■ **Task brief**
Copy out the entries below in full and exactly.

Dataset listings of figures
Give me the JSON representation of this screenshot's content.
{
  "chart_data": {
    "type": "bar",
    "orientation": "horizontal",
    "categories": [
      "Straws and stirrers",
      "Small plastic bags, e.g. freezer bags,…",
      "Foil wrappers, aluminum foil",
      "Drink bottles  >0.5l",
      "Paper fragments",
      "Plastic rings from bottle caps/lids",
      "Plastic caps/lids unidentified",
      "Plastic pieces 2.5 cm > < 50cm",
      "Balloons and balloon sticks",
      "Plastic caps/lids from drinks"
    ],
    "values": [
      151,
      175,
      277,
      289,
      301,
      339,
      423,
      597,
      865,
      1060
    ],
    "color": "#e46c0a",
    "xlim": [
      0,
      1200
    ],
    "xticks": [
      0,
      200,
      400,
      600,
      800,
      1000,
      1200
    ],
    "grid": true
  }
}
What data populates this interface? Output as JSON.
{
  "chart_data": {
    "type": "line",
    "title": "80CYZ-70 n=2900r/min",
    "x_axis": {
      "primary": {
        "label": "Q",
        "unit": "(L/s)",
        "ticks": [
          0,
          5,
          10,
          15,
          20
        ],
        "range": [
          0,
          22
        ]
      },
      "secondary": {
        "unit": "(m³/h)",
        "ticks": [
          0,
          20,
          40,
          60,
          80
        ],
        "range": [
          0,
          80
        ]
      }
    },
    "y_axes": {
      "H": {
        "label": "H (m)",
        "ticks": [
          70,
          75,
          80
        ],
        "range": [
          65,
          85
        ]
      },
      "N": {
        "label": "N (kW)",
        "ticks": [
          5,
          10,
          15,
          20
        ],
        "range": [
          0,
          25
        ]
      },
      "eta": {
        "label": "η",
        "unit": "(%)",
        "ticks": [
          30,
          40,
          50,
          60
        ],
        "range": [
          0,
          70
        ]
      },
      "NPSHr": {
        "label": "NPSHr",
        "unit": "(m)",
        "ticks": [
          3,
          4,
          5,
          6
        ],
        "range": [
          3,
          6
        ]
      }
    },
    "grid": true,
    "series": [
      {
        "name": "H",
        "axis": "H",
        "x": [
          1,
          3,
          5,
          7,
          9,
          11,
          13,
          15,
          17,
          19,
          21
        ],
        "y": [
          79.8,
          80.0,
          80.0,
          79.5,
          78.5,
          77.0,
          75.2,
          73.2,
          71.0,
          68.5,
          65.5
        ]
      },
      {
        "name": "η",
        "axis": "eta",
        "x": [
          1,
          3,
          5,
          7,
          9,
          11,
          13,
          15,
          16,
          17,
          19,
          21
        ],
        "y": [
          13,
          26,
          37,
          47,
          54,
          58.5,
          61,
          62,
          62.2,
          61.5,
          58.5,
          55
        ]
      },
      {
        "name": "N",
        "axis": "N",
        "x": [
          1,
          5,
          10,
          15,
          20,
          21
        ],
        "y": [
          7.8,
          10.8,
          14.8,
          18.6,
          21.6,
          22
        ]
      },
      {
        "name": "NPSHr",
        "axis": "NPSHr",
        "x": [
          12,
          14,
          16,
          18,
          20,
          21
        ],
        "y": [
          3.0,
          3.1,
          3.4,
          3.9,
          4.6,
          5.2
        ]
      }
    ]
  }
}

■ **Complete output**
Give me the JSON representation of this screenshot's content.
{
  "chart_data": {
    "type": "bar",
    "orientation": "horizontal",
    "categories": [
      "Straws and stirrers",
      "Small plastic bags, e.g. freezer bags,…",
      "Foil wrappers, aluminum foil",
      "Drink bottles  >0.5l",
      "Paper fragments",
      "Plastic rings from bottle caps/lids",
      "Plastic caps/lids unidentified",
      "Plastic pieces 2.5 cm > < 50cm",
      "Balloons and balloon sticks",
      "Plastic caps/lids from drinks"
    ],
    "values": [
      151,
      175,
      277,
      289,
      301,
      339,
      423,
      597,
      865,
      1060
    ],
    "color": "#e46c0a",
    "xlim": [
      0,
      1200
    ],
    "xticks": [
      0,
      200,
      400,
      600,
      800,
      1000,
      1200
    ],
    "grid": true
  }
}
What data populates this interface? Output as JSON.
{
  "chart_data": {
    "type": "line",
    "title": "80CYZ-70 n=2900r/min",
    "x_axis": {
      "primary": {
        "label": "Q",
        "unit": "(L/s)",
        "ticks": [
          0,
          5,
          10,
          15,
          20
        ],
        "range": [
          0,
          22
        ]
      },
      "secondary": {
        "unit": "(m³/h)",
        "ticks": [
          0,
          20,
          40,
          60,
          80
        ],
        "range": [
          0,
          80
        ]
      }
    },
    "y_axes": {
      "H": {
        "label": "H (m)",
        "ticks": [
          70,
          75,
          80
        ],
        "range": [
          65,
          85
        ]
      },
      "N": {
        "label": "N (kW)",
        "ticks": [
          5,
          10,
          15,
          20
        ],
        "range": [
          0,
          25
        ]
      },
      "eta": {
        "label": "η",
        "unit": "(%)",
        "ticks": [
          30,
          40,
          50,
          60
        ],
        "range": [
          0,
          70
        ]
      },
      "NPSHr": {
        "label": "NPSHr",
        "unit": "(m)",
        "ticks": [
          3,
          4,
          5,
          6
        ],
        "range": [
          3,
          6
        ]
      }
    },
    "grid": true,
    "series": [
      {
        "name": "H",
        "axis": "H",
        "x": [
          1,
          3,
          5,
          7,
          9,
          11,
          13,
          15,
          17,
          19,
          21
        ],
        "y": [
          79.8,
          80.0,
          80.0,
          79.5,
          78.5,
          77.0,
          75.2,
          73.2,
          71.0,
          68.5,
          65.5
        ]
      },
      {
        "name": "η",
        "axis": "eta",
        "x": [
          1,
          3,
          5,
          7,
          9,
          11,
          13,
          15,
          16,
          17,
          19,
          21
        ],
        "y": [
          13,
          26,
          37,
          47,
          54,
          58.5,
          61,
          62,
          62.2,
          61.5,
          58.5,
          55
        ]
      },
      {
        "name": "N",
        "axis": "N",
        "x": [
          1,
          5,
          10,
          15,
          20,
          21
        ],
        "y": [
          7.8,
          10.8,
          14.8,
          18.6,
          21.6,
          22
        ]
      },
      {
        "name": "NPSHr",
        "axis": "NPSHr",
        "x": [
          12,
          14,
          16,
          18,
          20,
          21
        ],
        "y": [
          3.0,
          3.1,
          3.4,
          3.9,
          4.6,
          5.2
        ]
      }
    ]
  }
}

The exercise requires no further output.